Records shown:
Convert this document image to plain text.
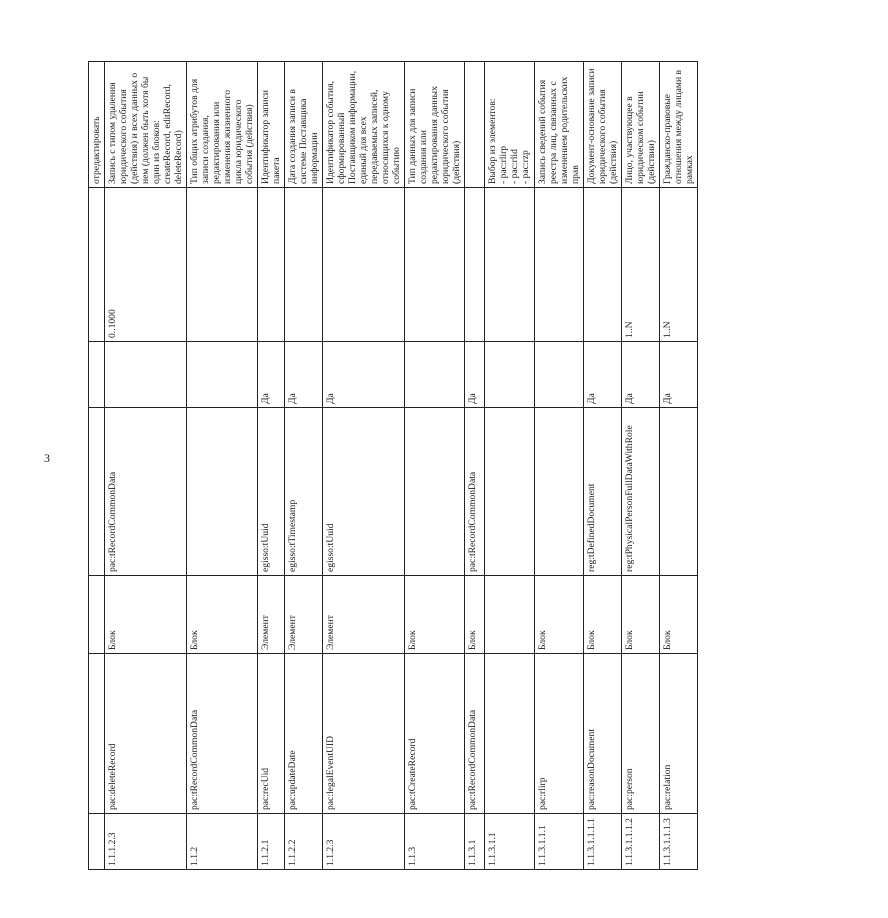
3
						отредактировать
1.1.1.2.3	pac:deleteRecord	Блок	pac:tRecordCommonData		0..1000	Запись с типом удаления юридического события (действия) и всех данных о нем (должен быть хотя бы один из блоков: createRecord, editRecord, deleteRecord)
1.1.2	pac:tRecordCommonData	Блок				Тип общих атрибутов для записи создания, редактирования или изменения жизненного цикла юридического события (действия)
1.1.2.1	pac:recUid	Элемент	egisso:tUuid	Да		Идентификатор записи пакета
1.1.2.2	pac:updateDate	Элемент	egisso:tTimestamp	Да		Дата создания записи в системе Поставщика информации
1.1.2.3	pac:legalEventUID	Элемент	egisso:tUuid	Да		Идентификатор события, сформированный Поставщиком информации, единый для всех передаваемых записей, относящихся к одному событию
1.1.3	pac:tCreateRecord	Блок				Тип данных для записи создания или редактирования данных юридического события (действия)
1.1.3.1	pac:tRecordCommonData	Блок	pac:tRecordCommonData	Да		
1.1.3.1.1						Выбор из элементов:
- pac:rlirp
- pac:rlid
- pac:rzp
1.1.3.1.1.1	pac:rlirp	Блок				Запись сведений события реестра лиц, связанных с изменением родительских прав
1.1.3.1.1.1.1	pac:reasonDocument	Блок	reg:tDefinedDocument	Да		Документ-основание записи юридического события (действия)
1.1.3.1.1.1.2	pac:person	Блок	reg:tPhysicalPersonFullDataWithRole	Да	1..N	Лицо, участвующее в юридическом событии (действии)
1.1.3.1.1.1.3	pac:relation	Блок		Да	1..N	Гражданско-правовые отношения между лицами в рамках
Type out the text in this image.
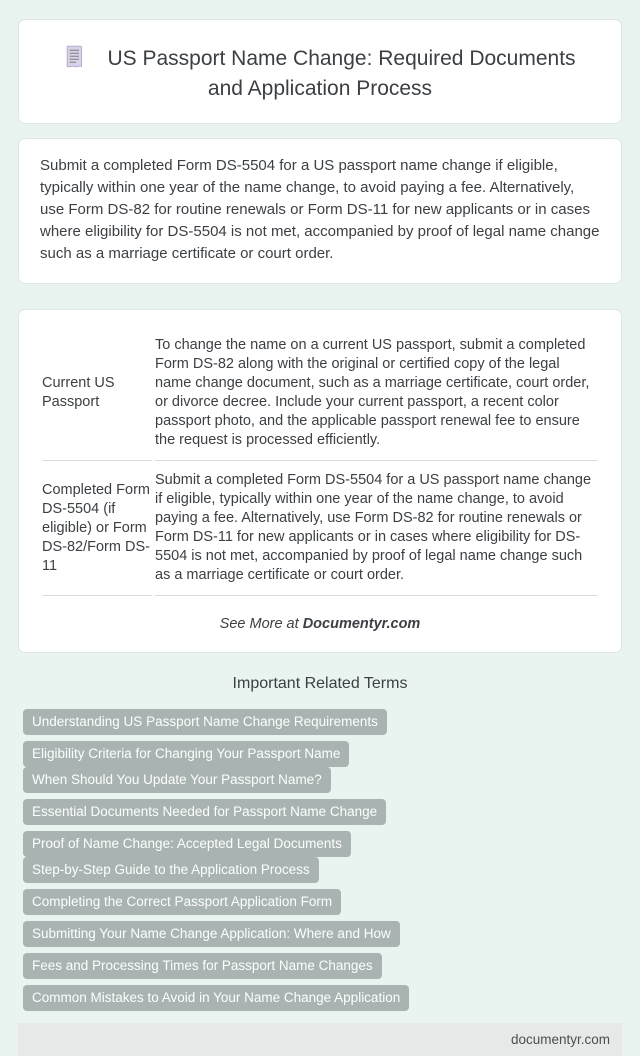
US Passport Name Change: Required Documents and Application Process

Submit a completed Form DS-5504 for a US passport name change if eligible, typically within one year of the name change, to avoid paying a fee. Alternatively, use Form DS-82 for routine renewals or Form DS-11 for new applicants or in cases where eligibility for DS-5504 is not met, accompanied by proof of legal name change such as a marriage certificate or court order.

Current US Passport	To change the name on a current US passport, submit a completed Form DS-82 along with the original or certified copy of the legal name change document, such as a marriage certificate, court order, or divorce decree. Include your current passport, a recent color passport photo, and the applicable passport renewal fee to ensure the request is processed efficiently.
Completed Form DS-5504 (if eligible) or Form DS-82/Form DS-11	Submit a completed Form DS-5504 for a US passport name change if eligible, typically within one year of the name change, to avoid paying a fee. Alternatively, use Form DS-82 for routine renewals or Form DS-11 for new applicants or in cases where eligibility for DS-5504 is not met, accompanied by proof of legal name change such as a marriage certificate or court order.

See More at Documentyr.com

Important Related Terms
Understanding US Passport Name Change Requirements
Eligibility Criteria for Changing Your Passport Name When Should You Update Your Passport Name?
Essential Documents Needed for Passport Name Change
Proof of Name Change: Accepted Legal Documents Step-by-Step Guide to the Application Process
Completing the Correct Passport Application Form
Submitting Your Name Change Application: Where and How
Fees and Processing Times for Passport Name Changes
Common Mistakes to Avoid in Your Name Change Application
documentyr.com
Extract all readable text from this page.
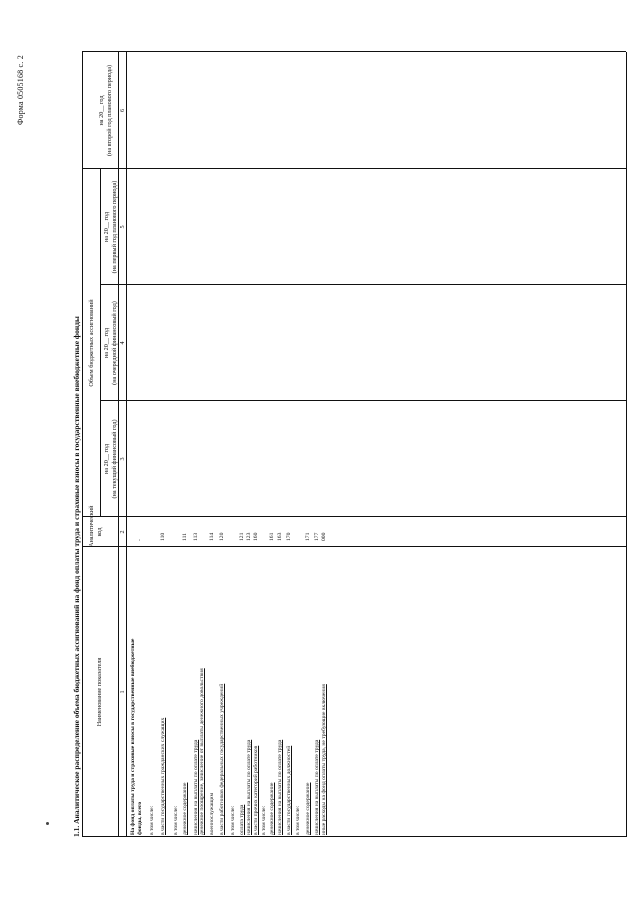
Форма 0505168 с. 2
1.1. Аналитическое распределение объема бюджетных ассигнований на фонд оплаты труда и страховые взносы в государственные внебюджетные фонды Наименование показателя
Аналитический код
Объем бюджетных ассигнований
на 20__ год (на текущий финансовый год)
на 20__ год (на очередной финансовый год)
на 20__ год (на первый год планового периода)
на 20__ год (на второй год планового периода)
1
2
3
4
5
6
На фонд оплаты труда и страховые взносы в государственные внебюджетные фонды, всего
-
в том числе: в части государственных гражданских служащих
110
в том числе: денежное содержание
111
начисления на выплаты по оплате труда
113
денежное поощрение, зачисление от выплаты денежного довольствия военнослужащим
114
в части работников федеральных государственных учреждений
120
в том числе: оплата труда
121
начисления на выплаты по оплате труда
123
в части прочих категорий работников
160
в том числе: денежное содержание
161
начисления на выплаты по оплате труда
163
в части государственных должностей
170
в том числе: денежное содержание
171
начисления на выплаты по оплате труда
177
иные расходы на фонд оплаты труда, не требующие включения
000
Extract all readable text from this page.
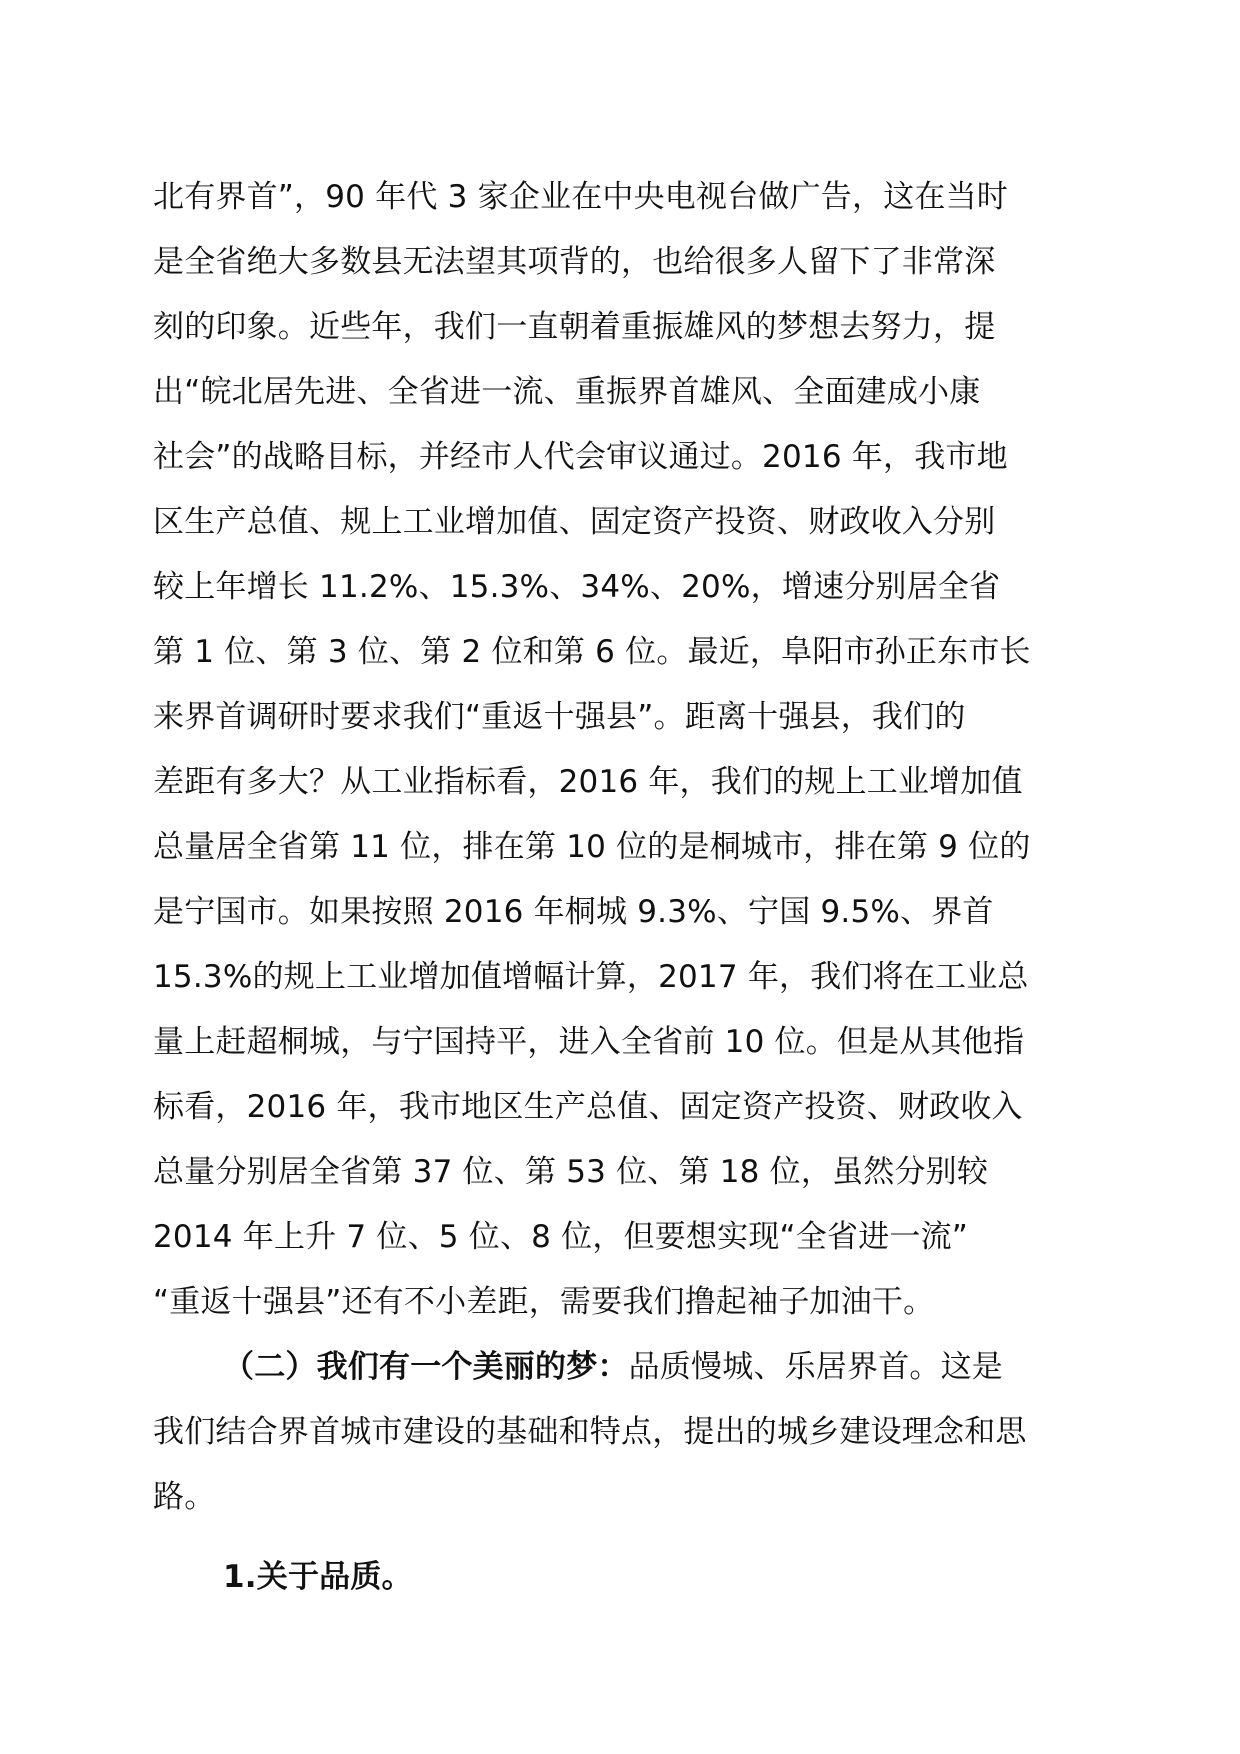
北有界首”，90 年代 3 家企业在中央电视台做广告，这在当时
是全省绝大多数县无法望其项背的，也给很多人留下了非常深
刻的印象。近些年，我们一直朝着重振雄风的梦想去努力，提
出“皖北居先进、全省进一流、重振界首雄风、全面建成小康
社会”的战略目标，并经市人代会审议通过。2016 年，我市地
区生产总值、规上工业增加值、固定资产投资、财政收入分别
较上年增长 11.2%、15.3%、34%、20%，增速分别居全省
第 1 位、第 3 位、第 2 位和第 6 位。最近，阜阳市孙正东市长
来界首调研时要求我们“重返十强县”。距离十强县，我们的
差距有多大？从工业指标看，2016 年，我们的规上工业增加值
总量居全省第 11 位，排在第 10 位的是桐城市，排在第 9 位的
是宁国市。如果按照 2016 年桐城 9.3%、宁国 9.5%、界首
15.3%的规上工业增加值增幅计算，2017 年，我们将在工业总
量上赶超桐城，与宁国持平，进入全省前 10 位。但是从其他指
标看，2016 年，我市地区生产总值、固定资产投资、财政收入
总量分别居全省第 37 位、第 53 位、第 18 位，虽然分别较
2014 年上升 7 位、5 位、8 位，但要想实现“全省进一流”
“重返十强县”还有不小差距，需要我们撸起袖子加油干。
（二）我们有一个美丽的梦：品质慢城、乐居界首。这是
我们结合界首城市建设的基础和特点，提出的城乡建设理念和思
路。
1.关于品质。
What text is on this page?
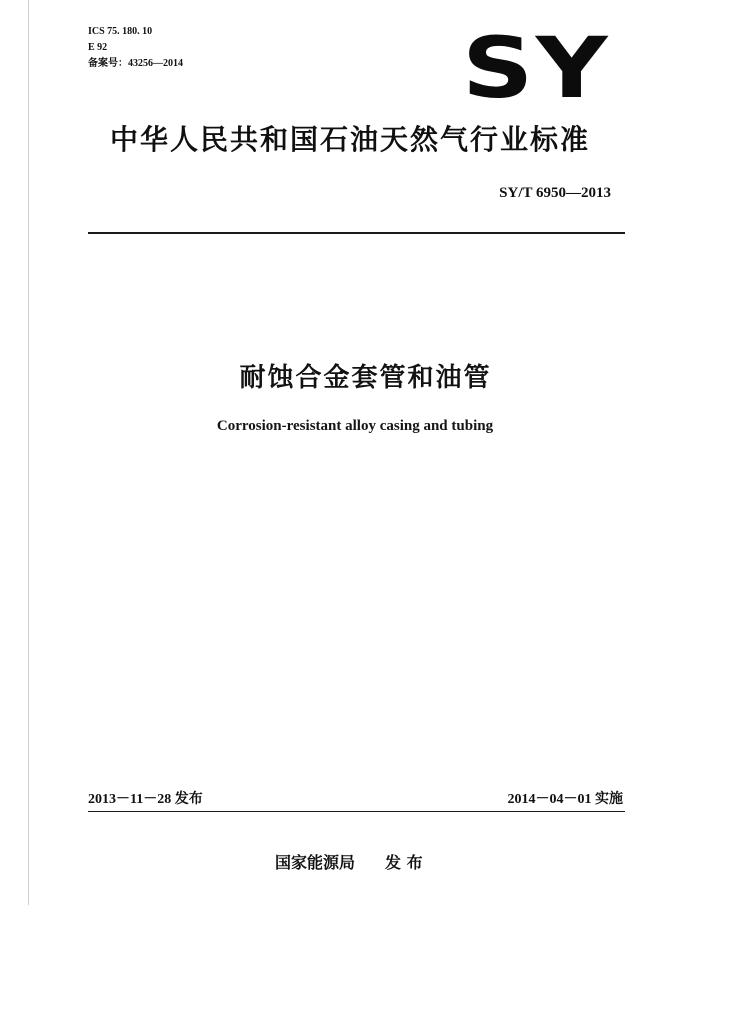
ICS 75. 180. 10
E 92
备案号：43256—2014	SY
中华人民共和国石油天然气行业标准
SY/T 6950—2013
耐蚀合金套管和油管
Corrosion-resistant alloy casing and tubing
2013－11－28 发布	2014－04－01 实施
国家能源局 发 布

Problem to work on:
Restate the whole listing above exactly, please, omitting every image.

The response:
Convert this document image to plain text.
3
						отредактировать
1.1.1.2.3	pac:deleteRecord	Блок	pac:tRecordCommonData		0..1000	Запись с типом удаления юридического события (действия) и всех данных о нем (должен быть хотя бы один из блоков: createRecord, editRecord, deleteRecord)
1.1.2	pac:tRecordCommonData	Блок				Тип общих атрибутов для записи создания, редактирования или изменения жизненного цикла юридического события (действия)
1.1.2.1	pac:recUid	Элемент	egisso:tUuid	Да		Идентификатор записи пакета
1.1.2.2	pac:updateDate	Элемент	egisso:tTimestamp	Да		Дата создания записи в системе Поставщика информации
1.1.2.3	pac:legalEventUID	Элемент	egisso:tUuid	Да		Идентификатор события, сформированный Поставщиком информации, единый для всех передаваемых записей, относящихся к одному событию
1.1.3	pac:tCreateRecord	Блок				Тип данных для записи создания или редактирования данных юридического события (действия)
1.1.3.1	pac:tRecordCommonData	Блок	pac:tRecordCommonData	Да		
1.1.3.1.1						Выбор из элементов:
- pac:rlirp
- pac:rlid
- pac:rzp
1.1.3.1.1.1	pac:rlirp	Блок				Запись сведений события реестра лиц, связанных с изменением родительских прав
1.1.3.1.1.1.1	pac:reasonDocument	Блок	reg:tDefinedDocument	Да		Документ-основание записи юридического события (действия)
1.1.3.1.1.1.2	pac:person	Блок	reg:tPhysicalPersonFullDataWithRole	Да	1..N	Лицо, участвующее в юридическом событии (действии)
1.1.3.1.1.1.3	pac:relation	Блок		Да	1..N	Гражданско-правовые отношения между лицами в рамках
Type out the text in this image.
US Passport Name Change: Required Documents and Application Process

Submit a completed Form DS-5504 for a US passport name change if eligible, typically within one year of the name change, to avoid paying a fee. Alternatively, use Form DS-82 for routine renewals or Form DS-11 for new applicants or in cases where eligibility for DS-5504 is not met, accompanied by proof of legal name change such as a marriage certificate or court order.

Current US Passport	To change the name on a current US passport, submit a completed Form DS-82 along with the original or certified copy of the legal name change document, such as a marriage certificate, court order, or divorce decree. Include your current passport, a recent color passport photo, and the applicable passport renewal fee to ensure the request is processed efficiently.
Completed Form DS-5504 (if eligible) or Form DS-82/Form DS-11	Submit a completed Form DS-5504 for a US passport name change if eligible, typically within one year of the name change, to avoid paying a fee. Alternatively, use Form DS-82 for routine renewals or Form DS-11 for new applicants or in cases where eligibility for DS-5504 is not met, accompanied by proof of legal name change such as a marriage certificate or court order.

See More at Documentyr.com

Important Related Terms
Understanding US Passport Name Change Requirements
Eligibility Criteria for Changing Your Passport Name When Should You Update Your Passport Name?
Essential Documents Needed for Passport Name Change
Proof of Name Change: Accepted Legal Documents Step-by-Step Guide to the Application Process
Completing the Correct Passport Application Form
Submitting Your Name Change Application: Where and How
Fees and Processing Times for Passport Name Changes
Common Mistakes to Avoid in Your Name Change Application
documentyr.com
Extract all readable text from this page.
Форма 0505168 с. 2
1.1. Аналитическое распределение объема бюджетных ассигнований на фонд оплаты труда и страховые взносы в государственные внебюджетные фонды Наименование показателя
Аналитический код
Объем бюджетных ассигнований
на 20__ год (на текущий финансовый год)
на 20__ год (на очередной финансовый год)
на 20__ год (на первый год планового периода)
на 20__ год (на второй год планового периода)
1
2
3
4
5
6
На фонд оплаты труда и страховые взносы в государственные внебюджетные фонды, всего
-
в том числе: в части государственных гражданских служащих
110
в том числе: денежное содержание
111
начисления на выплаты по оплате труда
113
денежное поощрение, зачисление от выплаты денежного довольствия военнослужащим
114
в части работников федеральных государственных учреждений
120
в том числе: оплата труда
121
начисления на выплаты по оплате труда
123
в части прочих категорий работников
160
в том числе: денежное содержание
161
начисления на выплаты по оплате труда
163
в части государственных должностей
170
в том числе: денежное содержание
171
начисления на выплаты по оплате труда
177
иные расходы на фонд оплаты труда, не требующие включения
000
Extract all readable text from this page.
北有界首”，90 年代 3 家企业在中央电视台做广告，这在当时
是全省绝大多数县无法望其项背的，也给很多人留下了非常深
刻的印象。近些年，我们一直朝着重振雄风的梦想去努力，提
出“皖北居先进、全省进一流、重振界首雄风、全面建成小康
社会”的战略目标，并经市人代会审议通过。2016 年，我市地
区生产总值、规上工业增加值、固定资产投资、财政收入分别
较上年增长 11.2%、15.3%、34%、20%，增速分别居全省
第 1 位、第 3 位、第 2 位和第 6 位。最近，阜阳市孙正东市长
来界首调研时要求我们“重返十强县”。距离十强县，我们的
差距有多大？从工业指标看，2016 年，我们的规上工业增加值
总量居全省第 11 位，排在第 10 位的是桐城市，排在第 9 位的
是宁国市。如果按照 2016 年桐城 9.3%、宁国 9.5%、界首
15.3%的规上工业增加值增幅计算，2017 年，我们将在工业总
量上赶超桐城，与宁国持平，进入全省前 10 位。但是从其他指
标看，2016 年，我市地区生产总值、固定资产投资、财政收入
总量分别居全省第 37 位、第 53 位、第 18 位，虽然分别较
2014 年上升 7 位、5 位、8 位，但要想实现“全省进一流”
“重返十强县”还有不小差距，需要我们撸起袖子加油干。
（二）我们有一个美丽的梦：品质慢城、乐居界首。这是
我们结合界首城市建设的基础和特点，提出的城乡建设理念和思
路。
1.关于品质。
What text is on this page?
ICS 75. 180. 10
E 92
备案号：43256—2014	SY
中华人民共和国石油天然气行业标准
SY/T 6950—2013
耐蚀合金套管和油管
Corrosion-resistant alloy casing and tubing
2013－11－28 发布	2014－04－01 实施
国家能源局 发 布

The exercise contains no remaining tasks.